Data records
★ ★ ★ ★
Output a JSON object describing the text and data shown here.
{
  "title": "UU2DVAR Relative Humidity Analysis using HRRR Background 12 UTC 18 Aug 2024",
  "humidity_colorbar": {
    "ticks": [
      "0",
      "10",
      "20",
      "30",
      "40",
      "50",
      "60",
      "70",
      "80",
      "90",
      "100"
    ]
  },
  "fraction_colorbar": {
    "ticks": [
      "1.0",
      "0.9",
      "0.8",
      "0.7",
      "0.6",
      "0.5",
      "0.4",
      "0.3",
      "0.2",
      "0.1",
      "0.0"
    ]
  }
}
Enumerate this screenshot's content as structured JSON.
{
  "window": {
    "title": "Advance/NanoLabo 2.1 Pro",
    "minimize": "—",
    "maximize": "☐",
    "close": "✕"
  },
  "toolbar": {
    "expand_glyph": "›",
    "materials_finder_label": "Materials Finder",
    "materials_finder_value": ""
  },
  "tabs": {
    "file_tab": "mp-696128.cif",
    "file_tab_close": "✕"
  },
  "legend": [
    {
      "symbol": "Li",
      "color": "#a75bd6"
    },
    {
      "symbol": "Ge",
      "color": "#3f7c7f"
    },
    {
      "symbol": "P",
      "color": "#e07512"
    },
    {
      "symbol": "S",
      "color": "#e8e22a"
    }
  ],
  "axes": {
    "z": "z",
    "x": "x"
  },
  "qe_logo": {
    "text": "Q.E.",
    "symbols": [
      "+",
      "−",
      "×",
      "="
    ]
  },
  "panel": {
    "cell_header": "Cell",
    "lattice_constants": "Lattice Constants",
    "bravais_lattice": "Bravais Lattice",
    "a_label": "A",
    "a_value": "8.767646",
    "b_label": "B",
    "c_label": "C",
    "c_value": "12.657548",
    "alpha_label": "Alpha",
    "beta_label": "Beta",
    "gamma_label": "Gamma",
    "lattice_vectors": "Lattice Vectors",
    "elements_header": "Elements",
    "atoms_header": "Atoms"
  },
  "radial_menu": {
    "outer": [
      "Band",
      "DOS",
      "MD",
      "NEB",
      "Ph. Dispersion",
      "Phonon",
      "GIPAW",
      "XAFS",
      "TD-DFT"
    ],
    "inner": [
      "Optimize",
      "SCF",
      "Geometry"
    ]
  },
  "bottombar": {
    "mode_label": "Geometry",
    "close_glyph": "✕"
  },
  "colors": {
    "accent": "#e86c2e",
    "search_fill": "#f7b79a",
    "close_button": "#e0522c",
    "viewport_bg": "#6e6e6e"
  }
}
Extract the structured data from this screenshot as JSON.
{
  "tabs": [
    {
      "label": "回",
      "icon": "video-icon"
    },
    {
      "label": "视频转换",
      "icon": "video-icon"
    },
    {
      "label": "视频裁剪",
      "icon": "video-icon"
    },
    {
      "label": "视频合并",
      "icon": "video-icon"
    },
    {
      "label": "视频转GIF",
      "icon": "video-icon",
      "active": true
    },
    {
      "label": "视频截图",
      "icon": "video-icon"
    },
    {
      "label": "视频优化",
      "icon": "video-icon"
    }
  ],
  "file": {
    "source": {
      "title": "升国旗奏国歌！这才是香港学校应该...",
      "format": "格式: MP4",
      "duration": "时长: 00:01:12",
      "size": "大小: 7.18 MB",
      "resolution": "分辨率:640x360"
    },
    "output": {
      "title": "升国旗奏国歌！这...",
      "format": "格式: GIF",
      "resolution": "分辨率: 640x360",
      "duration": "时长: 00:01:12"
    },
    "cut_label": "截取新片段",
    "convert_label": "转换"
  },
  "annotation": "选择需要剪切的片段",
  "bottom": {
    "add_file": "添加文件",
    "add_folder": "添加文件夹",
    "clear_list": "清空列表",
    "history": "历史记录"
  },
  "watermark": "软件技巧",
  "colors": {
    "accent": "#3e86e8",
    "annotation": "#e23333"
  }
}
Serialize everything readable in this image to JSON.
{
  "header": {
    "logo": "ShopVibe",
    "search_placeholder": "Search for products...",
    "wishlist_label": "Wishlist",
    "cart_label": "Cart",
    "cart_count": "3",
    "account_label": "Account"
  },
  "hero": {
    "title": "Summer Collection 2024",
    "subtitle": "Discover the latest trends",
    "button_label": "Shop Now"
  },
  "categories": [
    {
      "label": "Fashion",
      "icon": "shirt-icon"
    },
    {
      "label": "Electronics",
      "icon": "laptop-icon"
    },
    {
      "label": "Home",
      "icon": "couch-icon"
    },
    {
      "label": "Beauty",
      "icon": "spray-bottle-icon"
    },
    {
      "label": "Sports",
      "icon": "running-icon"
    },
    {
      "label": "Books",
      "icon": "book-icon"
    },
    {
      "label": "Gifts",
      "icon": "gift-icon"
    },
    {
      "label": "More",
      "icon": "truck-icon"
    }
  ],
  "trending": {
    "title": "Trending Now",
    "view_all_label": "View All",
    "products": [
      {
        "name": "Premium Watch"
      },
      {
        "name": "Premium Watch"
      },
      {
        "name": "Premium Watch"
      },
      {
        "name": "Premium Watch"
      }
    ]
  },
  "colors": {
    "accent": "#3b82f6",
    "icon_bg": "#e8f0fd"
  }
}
★ ★ ★ ★
Reproduce the records above exactly as they appear.

Output a JSON object describing the text and data shown here.
{
  "title": "UU2DVAR Relative Humidity Analysis using HRRR Background 12 UTC 18 Aug 2024",
  "humidity_colorbar": {
    "ticks": [
      "0",
      "10",
      "20",
      "30",
      "40",
      "50",
      "60",
      "70",
      "80",
      "90",
      "100"
    ]
  },
  "fraction_colorbar": {
    "ticks": [
      "1.0",
      "0.9",
      "0.8",
      "0.7",
      "0.6",
      "0.5",
      "0.4",
      "0.3",
      "0.2",
      "0.1",
      "0.0"
    ]
  }
}
Enumerate this screenshot's content as structured JSON.
{
  "window": {
    "title": "Advance/NanoLabo 2.1 Pro",
    "minimize": "—",
    "maximize": "☐",
    "close": "✕"
  },
  "toolbar": {
    "expand_glyph": "›",
    "materials_finder_label": "Materials Finder",
    "materials_finder_value": ""
  },
  "tabs": {
    "file_tab": "mp-696128.cif",
    "file_tab_close": "✕"
  },
  "legend": [
    {
      "symbol": "Li",
      "color": "#a75bd6"
    },
    {
      "symbol": "Ge",
      "color": "#3f7c7f"
    },
    {
      "symbol": "P",
      "color": "#e07512"
    },
    {
      "symbol": "S",
      "color": "#e8e22a"
    }
  ],
  "axes": {
    "z": "z",
    "x": "x"
  },
  "qe_logo": {
    "text": "Q.E.",
    "symbols": [
      "+",
      "−",
      "×",
      "="
    ]
  },
  "panel": {
    "cell_header": "Cell",
    "lattice_constants": "Lattice Constants",
    "bravais_lattice": "Bravais Lattice",
    "a_label": "A",
    "a_value": "8.767646",
    "b_label": "B",
    "c_label": "C",
    "c_value": "12.657548",
    "alpha_label": "Alpha",
    "beta_label": "Beta",
    "gamma_label": "Gamma",
    "lattice_vectors": "Lattice Vectors",
    "elements_header": "Elements",
    "atoms_header": "Atoms"
  },
  "radial_menu": {
    "outer": [
      "Band",
      "DOS",
      "MD",
      "NEB",
      "Ph. Dispersion",
      "Phonon",
      "GIPAW",
      "XAFS",
      "TD-DFT"
    ],
    "inner": [
      "Optimize",
      "SCF",
      "Geometry"
    ]
  },
  "bottombar": {
    "mode_label": "Geometry",
    "close_glyph": "✕"
  },
  "colors": {
    "accent": "#e86c2e",
    "search_fill": "#f7b79a",
    "close_button": "#e0522c",
    "viewport_bg": "#6e6e6e"
  }
}
Extract the structured data from this screenshot as JSON.
{
  "tabs": [
    {
      "label": "回",
      "icon": "video-icon"
    },
    {
      "label": "视频转换",
      "icon": "video-icon"
    },
    {
      "label": "视频裁剪",
      "icon": "video-icon"
    },
    {
      "label": "视频合并",
      "icon": "video-icon"
    },
    {
      "label": "视频转GIF",
      "icon": "video-icon",
      "active": true
    },
    {
      "label": "视频截图",
      "icon": "video-icon"
    },
    {
      "label": "视频优化",
      "icon": "video-icon"
    }
  ],
  "file": {
    "source": {
      "title": "升国旗奏国歌！这才是香港学校应该...",
      "format": "格式: MP4",
      "duration": "时长: 00:01:12",
      "size": "大小: 7.18 MB",
      "resolution": "分辨率:640x360"
    },
    "output": {
      "title": "升国旗奏国歌！这...",
      "format": "格式: GIF",
      "resolution": "分辨率: 640x360",
      "duration": "时长: 00:01:12"
    },
    "cut_label": "截取新片段",
    "convert_label": "转换"
  },
  "annotation": "选择需要剪切的片段",
  "bottom": {
    "add_file": "添加文件",
    "add_folder": "添加文件夹",
    "clear_list": "清空列表",
    "history": "历史记录"
  },
  "watermark": "软件技巧",
  "colors": {
    "accent": "#3e86e8",
    "annotation": "#e23333"
  }
}
Serialize everything readable in this image to JSON.
{
  "header": {
    "logo": "ShopVibe",
    "search_placeholder": "Search for products...",
    "wishlist_label": "Wishlist",
    "cart_label": "Cart",
    "cart_count": "3",
    "account_label": "Account"
  },
  "hero": {
    "title": "Summer Collection 2024",
    "subtitle": "Discover the latest trends",
    "button_label": "Shop Now"
  },
  "categories": [
    {
      "label": "Fashion",
      "icon": "shirt-icon"
    },
    {
      "label": "Electronics",
      "icon": "laptop-icon"
    },
    {
      "label": "Home",
      "icon": "couch-icon"
    },
    {
      "label": "Beauty",
      "icon": "spray-bottle-icon"
    },
    {
      "label": "Sports",
      "icon": "running-icon"
    },
    {
      "label": "Books",
      "icon": "book-icon"
    },
    {
      "label": "Gifts",
      "icon": "gift-icon"
    },
    {
      "label": "More",
      "icon": "truck-icon"
    }
  ],
  "trending": {
    "title": "Trending Now",
    "view_all_label": "View All",
    "products": [
      {
        "name": "Premium Watch"
      },
      {
        "name": "Premium Watch"
      },
      {
        "name": "Premium Watch"
      },
      {
        "name": "Premium Watch"
      }
    ]
  },
  "colors": {
    "accent": "#3b82f6",
    "icon_bg": "#e8f0fd"
  }
}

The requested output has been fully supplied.